- _WHAT IS ASKED_:
Copy out all lines that carry the word "공공메일".

++++ MATERIAL PROVIDED ++++

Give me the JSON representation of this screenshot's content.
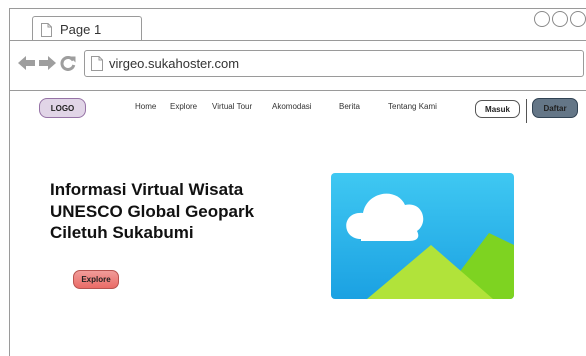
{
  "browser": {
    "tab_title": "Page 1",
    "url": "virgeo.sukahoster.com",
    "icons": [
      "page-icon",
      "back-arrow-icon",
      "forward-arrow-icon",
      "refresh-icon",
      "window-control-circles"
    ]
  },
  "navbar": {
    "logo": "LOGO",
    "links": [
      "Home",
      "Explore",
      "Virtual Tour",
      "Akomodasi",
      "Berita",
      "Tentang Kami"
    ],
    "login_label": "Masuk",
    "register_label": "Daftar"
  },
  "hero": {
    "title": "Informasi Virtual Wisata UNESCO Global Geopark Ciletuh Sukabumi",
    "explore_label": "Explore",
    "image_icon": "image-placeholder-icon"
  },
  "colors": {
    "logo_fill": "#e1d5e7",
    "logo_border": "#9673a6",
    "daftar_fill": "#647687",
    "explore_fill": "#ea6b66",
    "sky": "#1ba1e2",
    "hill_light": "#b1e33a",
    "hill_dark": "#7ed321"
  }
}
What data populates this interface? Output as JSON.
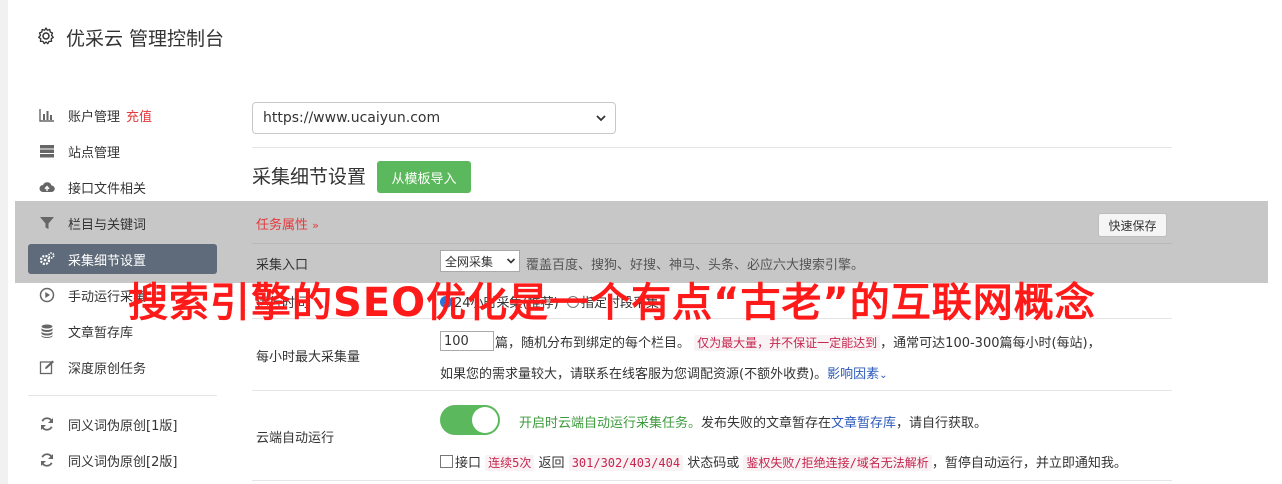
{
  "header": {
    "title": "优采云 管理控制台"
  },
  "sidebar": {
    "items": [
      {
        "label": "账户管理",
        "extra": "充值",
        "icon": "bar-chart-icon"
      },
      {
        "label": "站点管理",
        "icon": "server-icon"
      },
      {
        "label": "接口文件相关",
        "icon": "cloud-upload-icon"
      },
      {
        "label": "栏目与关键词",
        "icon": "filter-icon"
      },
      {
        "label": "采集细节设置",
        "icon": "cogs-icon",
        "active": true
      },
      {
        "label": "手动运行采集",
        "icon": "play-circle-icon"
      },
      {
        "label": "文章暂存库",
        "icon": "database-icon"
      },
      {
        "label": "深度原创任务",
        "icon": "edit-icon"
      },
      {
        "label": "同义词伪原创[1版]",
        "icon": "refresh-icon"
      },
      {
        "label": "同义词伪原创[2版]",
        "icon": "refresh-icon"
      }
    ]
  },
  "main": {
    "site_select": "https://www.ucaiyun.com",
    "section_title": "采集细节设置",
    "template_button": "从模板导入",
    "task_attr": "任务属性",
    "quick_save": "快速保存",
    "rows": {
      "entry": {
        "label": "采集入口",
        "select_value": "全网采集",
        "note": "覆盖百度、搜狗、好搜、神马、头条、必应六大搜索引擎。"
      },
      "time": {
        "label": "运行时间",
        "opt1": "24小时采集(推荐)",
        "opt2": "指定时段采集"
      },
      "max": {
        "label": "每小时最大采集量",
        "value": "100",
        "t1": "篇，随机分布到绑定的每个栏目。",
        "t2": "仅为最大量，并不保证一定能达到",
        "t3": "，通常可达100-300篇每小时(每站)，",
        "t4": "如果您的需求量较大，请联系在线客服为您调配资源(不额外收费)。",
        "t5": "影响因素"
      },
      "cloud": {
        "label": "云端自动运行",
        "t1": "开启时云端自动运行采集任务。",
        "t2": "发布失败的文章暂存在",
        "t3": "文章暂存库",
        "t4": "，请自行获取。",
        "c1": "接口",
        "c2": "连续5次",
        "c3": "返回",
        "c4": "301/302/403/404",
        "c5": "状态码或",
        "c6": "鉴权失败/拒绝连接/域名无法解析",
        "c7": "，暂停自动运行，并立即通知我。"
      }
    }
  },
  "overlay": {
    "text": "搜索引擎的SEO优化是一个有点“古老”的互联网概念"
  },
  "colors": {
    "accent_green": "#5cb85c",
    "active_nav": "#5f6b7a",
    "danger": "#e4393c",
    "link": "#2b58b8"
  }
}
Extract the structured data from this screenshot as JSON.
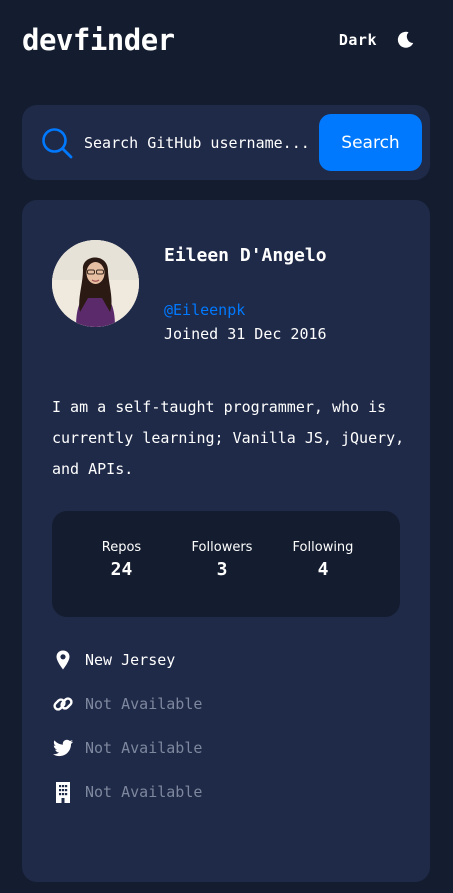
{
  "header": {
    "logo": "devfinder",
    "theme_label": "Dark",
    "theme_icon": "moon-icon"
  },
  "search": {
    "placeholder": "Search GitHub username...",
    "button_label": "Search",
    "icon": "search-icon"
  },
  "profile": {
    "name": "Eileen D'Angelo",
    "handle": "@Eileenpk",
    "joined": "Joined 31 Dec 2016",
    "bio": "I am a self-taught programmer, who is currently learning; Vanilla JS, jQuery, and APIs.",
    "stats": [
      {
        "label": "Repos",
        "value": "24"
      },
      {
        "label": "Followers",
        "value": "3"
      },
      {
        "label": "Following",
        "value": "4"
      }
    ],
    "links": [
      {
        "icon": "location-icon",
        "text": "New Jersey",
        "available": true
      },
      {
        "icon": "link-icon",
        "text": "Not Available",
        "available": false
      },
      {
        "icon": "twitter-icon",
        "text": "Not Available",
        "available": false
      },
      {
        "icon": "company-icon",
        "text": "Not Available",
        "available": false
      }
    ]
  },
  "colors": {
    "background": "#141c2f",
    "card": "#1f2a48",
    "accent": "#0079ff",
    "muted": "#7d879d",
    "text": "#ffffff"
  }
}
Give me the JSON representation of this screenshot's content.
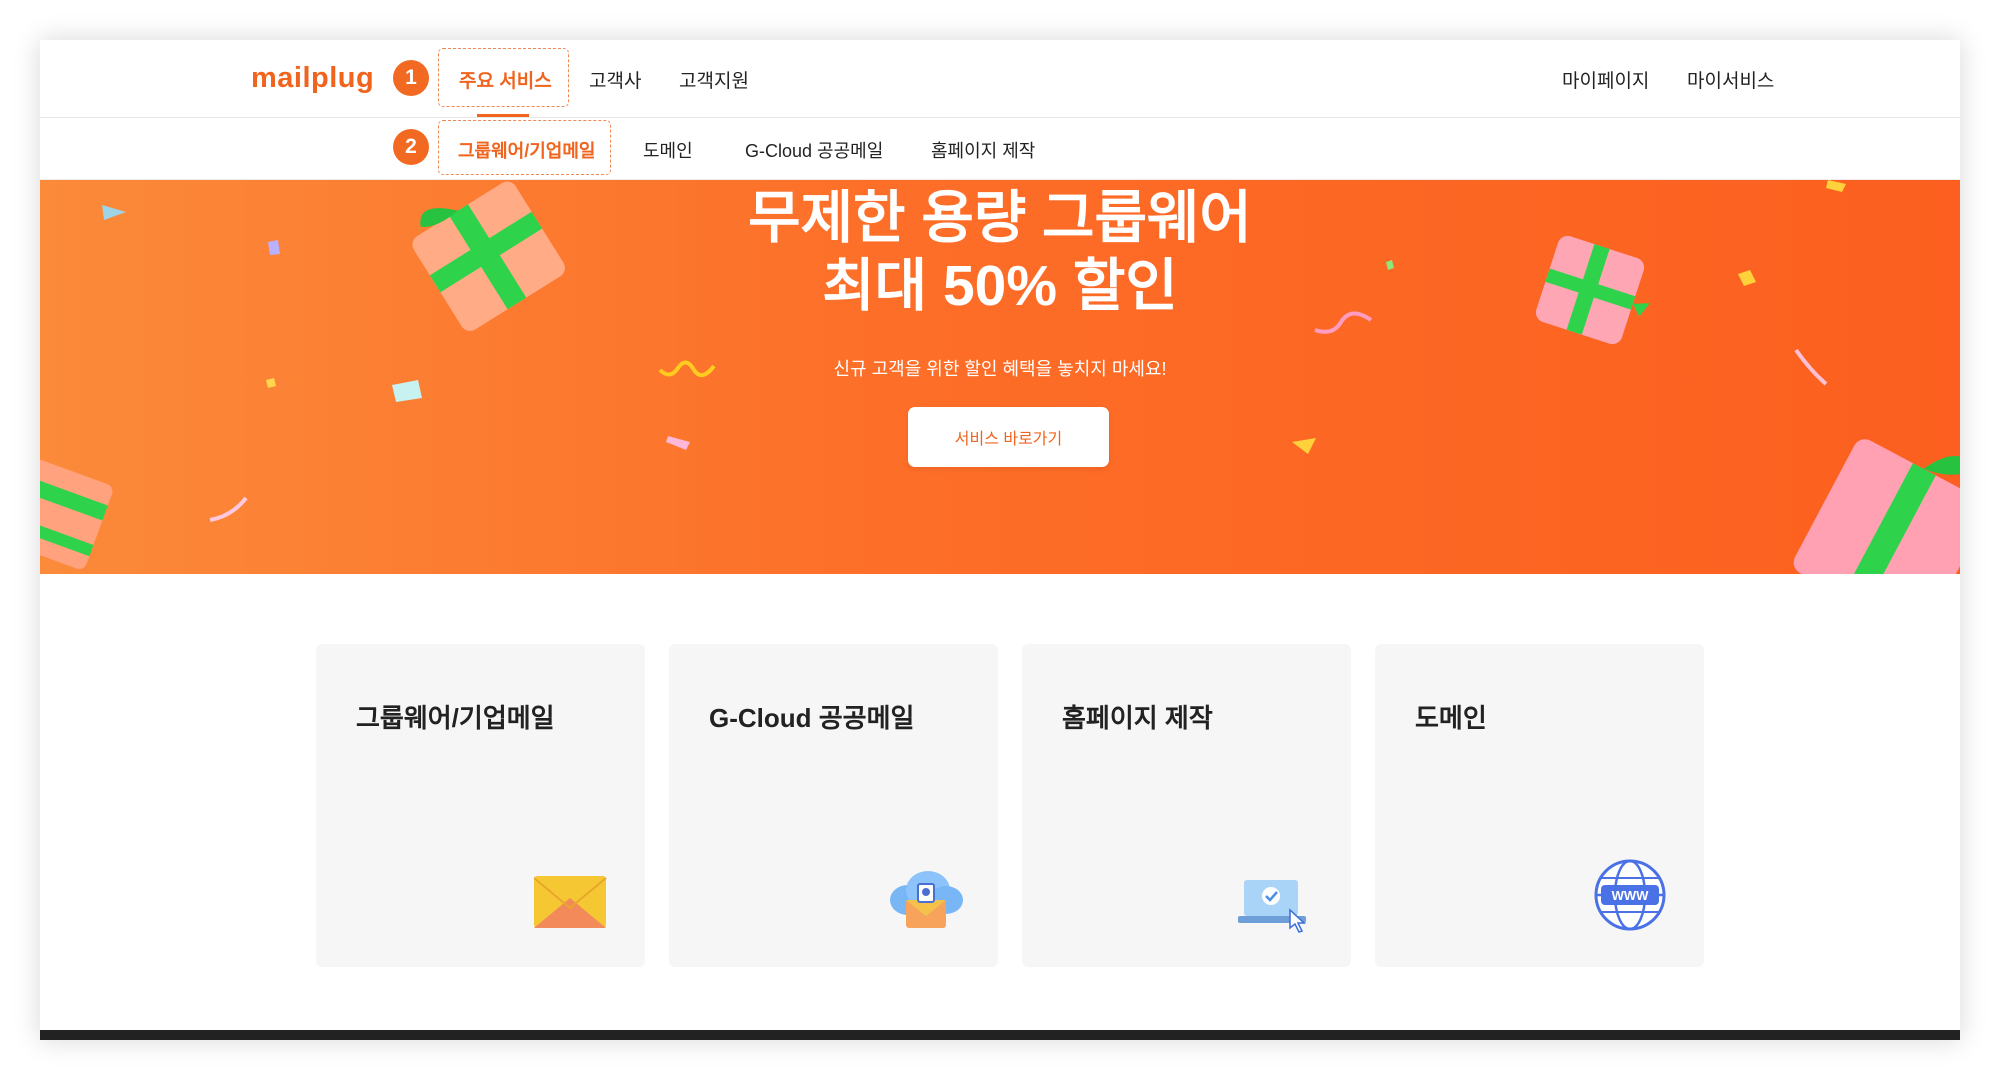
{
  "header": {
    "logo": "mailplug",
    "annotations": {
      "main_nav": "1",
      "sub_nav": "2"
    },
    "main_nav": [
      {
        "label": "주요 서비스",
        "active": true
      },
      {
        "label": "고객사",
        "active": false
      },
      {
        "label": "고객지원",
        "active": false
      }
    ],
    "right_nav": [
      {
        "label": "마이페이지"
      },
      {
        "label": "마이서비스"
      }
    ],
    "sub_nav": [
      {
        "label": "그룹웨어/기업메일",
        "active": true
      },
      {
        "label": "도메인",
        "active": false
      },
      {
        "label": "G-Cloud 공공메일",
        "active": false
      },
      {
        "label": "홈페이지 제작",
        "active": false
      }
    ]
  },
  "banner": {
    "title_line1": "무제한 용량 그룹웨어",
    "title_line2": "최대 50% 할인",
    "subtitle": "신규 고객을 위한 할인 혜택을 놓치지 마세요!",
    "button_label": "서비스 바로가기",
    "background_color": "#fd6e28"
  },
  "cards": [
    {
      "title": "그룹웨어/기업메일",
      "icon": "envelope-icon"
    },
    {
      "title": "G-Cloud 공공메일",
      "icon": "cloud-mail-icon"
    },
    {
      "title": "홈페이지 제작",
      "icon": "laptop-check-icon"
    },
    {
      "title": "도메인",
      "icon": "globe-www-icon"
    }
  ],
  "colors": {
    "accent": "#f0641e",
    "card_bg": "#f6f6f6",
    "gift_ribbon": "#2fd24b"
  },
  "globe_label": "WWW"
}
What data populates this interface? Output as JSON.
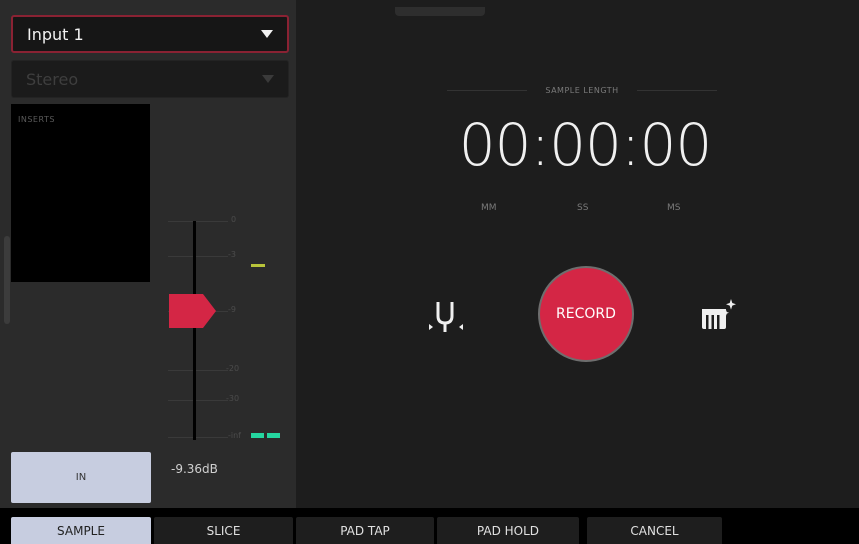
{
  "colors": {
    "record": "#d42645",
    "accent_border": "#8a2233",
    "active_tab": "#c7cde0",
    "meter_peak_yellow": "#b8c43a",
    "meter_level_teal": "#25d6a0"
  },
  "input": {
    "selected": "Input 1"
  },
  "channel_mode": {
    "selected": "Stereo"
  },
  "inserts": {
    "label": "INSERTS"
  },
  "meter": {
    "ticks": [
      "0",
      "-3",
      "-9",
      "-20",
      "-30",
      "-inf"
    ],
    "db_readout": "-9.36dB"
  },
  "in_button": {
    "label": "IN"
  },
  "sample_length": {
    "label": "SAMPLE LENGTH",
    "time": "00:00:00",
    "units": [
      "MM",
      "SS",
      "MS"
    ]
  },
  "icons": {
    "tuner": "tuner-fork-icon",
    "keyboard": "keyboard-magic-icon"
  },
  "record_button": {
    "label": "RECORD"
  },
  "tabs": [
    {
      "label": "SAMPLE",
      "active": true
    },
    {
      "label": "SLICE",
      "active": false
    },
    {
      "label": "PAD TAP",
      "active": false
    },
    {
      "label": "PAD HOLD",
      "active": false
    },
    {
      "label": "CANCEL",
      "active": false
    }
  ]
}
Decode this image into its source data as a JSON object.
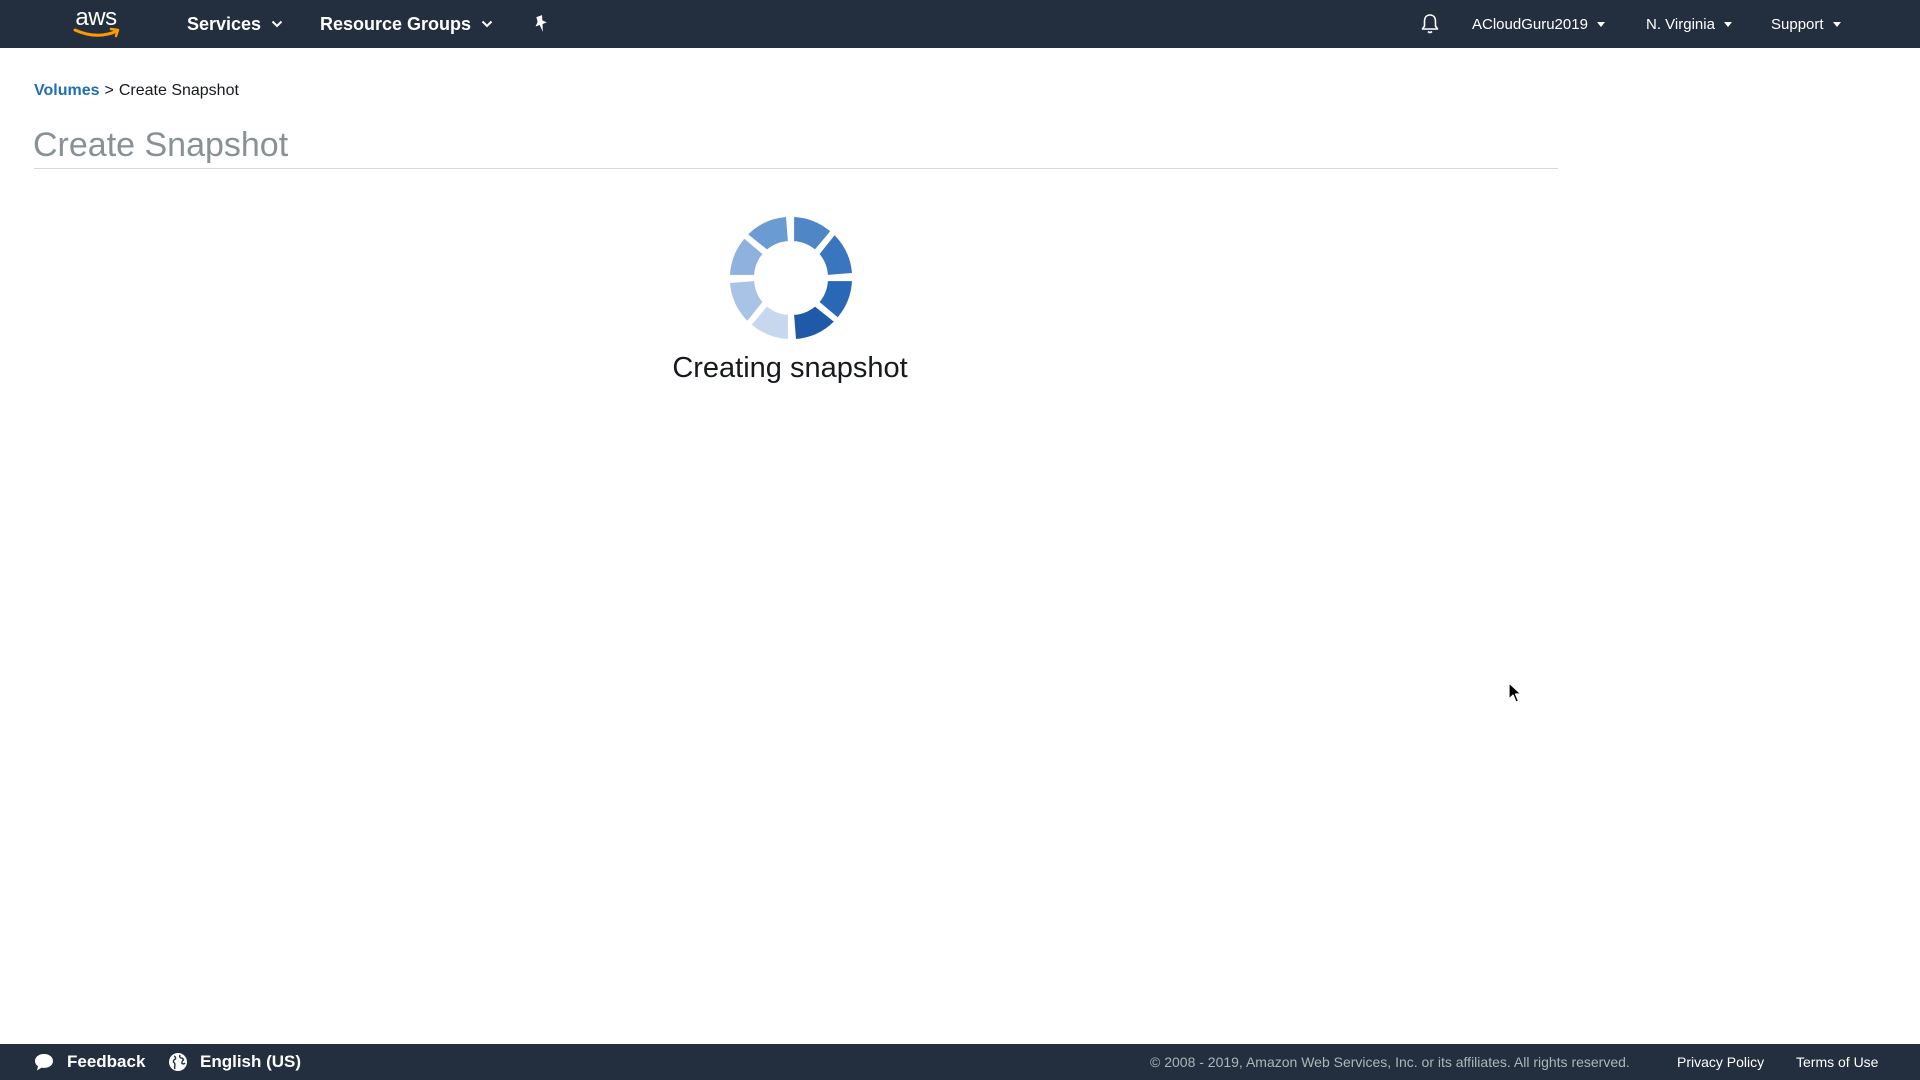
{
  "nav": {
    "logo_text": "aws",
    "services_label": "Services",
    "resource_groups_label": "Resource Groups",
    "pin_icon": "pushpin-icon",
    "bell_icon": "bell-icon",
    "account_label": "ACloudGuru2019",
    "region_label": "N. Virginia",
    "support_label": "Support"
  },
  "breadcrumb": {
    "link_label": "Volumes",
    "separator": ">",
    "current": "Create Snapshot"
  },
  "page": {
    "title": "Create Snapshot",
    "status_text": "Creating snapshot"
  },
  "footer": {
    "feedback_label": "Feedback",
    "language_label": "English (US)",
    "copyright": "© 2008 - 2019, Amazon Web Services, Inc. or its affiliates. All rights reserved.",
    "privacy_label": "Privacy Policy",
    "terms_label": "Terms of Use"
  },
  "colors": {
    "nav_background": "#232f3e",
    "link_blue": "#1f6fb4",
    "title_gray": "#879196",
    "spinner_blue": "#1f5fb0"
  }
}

++++

- _FULL RESPONSE_:
        "label": "G-Cloud 공공메일",
      "title": "G-Cloud 공공메일",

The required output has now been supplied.